▶ [What you are asked to do]:
Reproduce verbatim everything in the page on Briarcliff, Texas from "- • Summer (DST): UTC-5" down to "the 2020 census.", including both of those passages.

▶ [Page extract]:

- Interactive map of Briarcliff, Texas
- Coordinates: 30°24′32″N 98°02′43″W﻿ / ﻿30.40889°N 98.04528°W
- Country: United States
- State: Texas
- County: Travis

Area
- • Total: 1.73 sq mi (4.49 km^{2})
- • Land: 1.65 sq mi (4.27 km^{2})
- • Water: 0.089 sq mi (0.23 km^{2})
- Elevation: 758 ft (231 m)

Population (2020)
- • Total: 2,062
- • Density: 1,251/sq mi (483.1/km^{2})
- Time zone: UTC-6 (Central (CST))
- • Summer (DST): UTC-5 (CDT)
- ZIP code: 78669
- Area code: 512
- FIPS code: 48-10197
- GNIS feature ID: 2413535
- Website: www.briarclifftx.com

= Briarcliff, Texas =

Briarcliff is a village in Travis County, Texas, United States. The population was 2,062 at the 2020 census.

==Geography==

Briarcliff is located about 30 miles west of Austin]. Briarcliff is 6.28 miles outside the western city limit of Lakeway.

According to the United States Census Bureau, the village has a total area of 1.5 square miles (3.8 km^{2}), of which 1.4 square miles (3.6 km^{2}) is land and 0.1 square mile (0.2 km^{2}) (5.48%) is water.

▶ [Information provided]:
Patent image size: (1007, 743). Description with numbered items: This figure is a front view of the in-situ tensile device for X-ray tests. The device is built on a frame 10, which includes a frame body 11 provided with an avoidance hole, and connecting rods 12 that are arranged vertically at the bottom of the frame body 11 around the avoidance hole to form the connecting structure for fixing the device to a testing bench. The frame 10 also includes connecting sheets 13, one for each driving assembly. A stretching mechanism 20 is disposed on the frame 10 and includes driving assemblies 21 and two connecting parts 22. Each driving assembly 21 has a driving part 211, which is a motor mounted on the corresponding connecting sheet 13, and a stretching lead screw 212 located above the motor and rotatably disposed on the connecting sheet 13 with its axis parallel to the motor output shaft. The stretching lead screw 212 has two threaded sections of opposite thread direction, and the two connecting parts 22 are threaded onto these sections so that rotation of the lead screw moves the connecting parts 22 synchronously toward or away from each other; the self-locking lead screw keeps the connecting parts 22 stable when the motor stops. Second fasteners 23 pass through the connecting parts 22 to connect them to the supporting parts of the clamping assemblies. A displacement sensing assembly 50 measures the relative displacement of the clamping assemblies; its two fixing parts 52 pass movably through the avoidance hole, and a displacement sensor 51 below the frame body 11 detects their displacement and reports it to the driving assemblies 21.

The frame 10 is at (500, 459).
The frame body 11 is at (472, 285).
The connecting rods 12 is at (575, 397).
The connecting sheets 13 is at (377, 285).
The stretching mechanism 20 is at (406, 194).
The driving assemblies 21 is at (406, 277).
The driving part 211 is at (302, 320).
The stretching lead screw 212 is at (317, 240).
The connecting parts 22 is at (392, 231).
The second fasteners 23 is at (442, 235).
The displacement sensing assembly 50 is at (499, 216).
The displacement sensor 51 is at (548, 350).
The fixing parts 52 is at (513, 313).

▶ [Solution to this problem]:
- • Summer (DST): UTC-5 (CDT)
- ZIP code: 78669
- Area code: 512
- FIPS code: 48-10197
- GNIS feature ID: 2413535
- Website: www.briarclifftx.com

= Briarcliff, Texas =

Briarcliff is a village in Travis County, Texas, United States. The population was 2,062 at the 2020 census.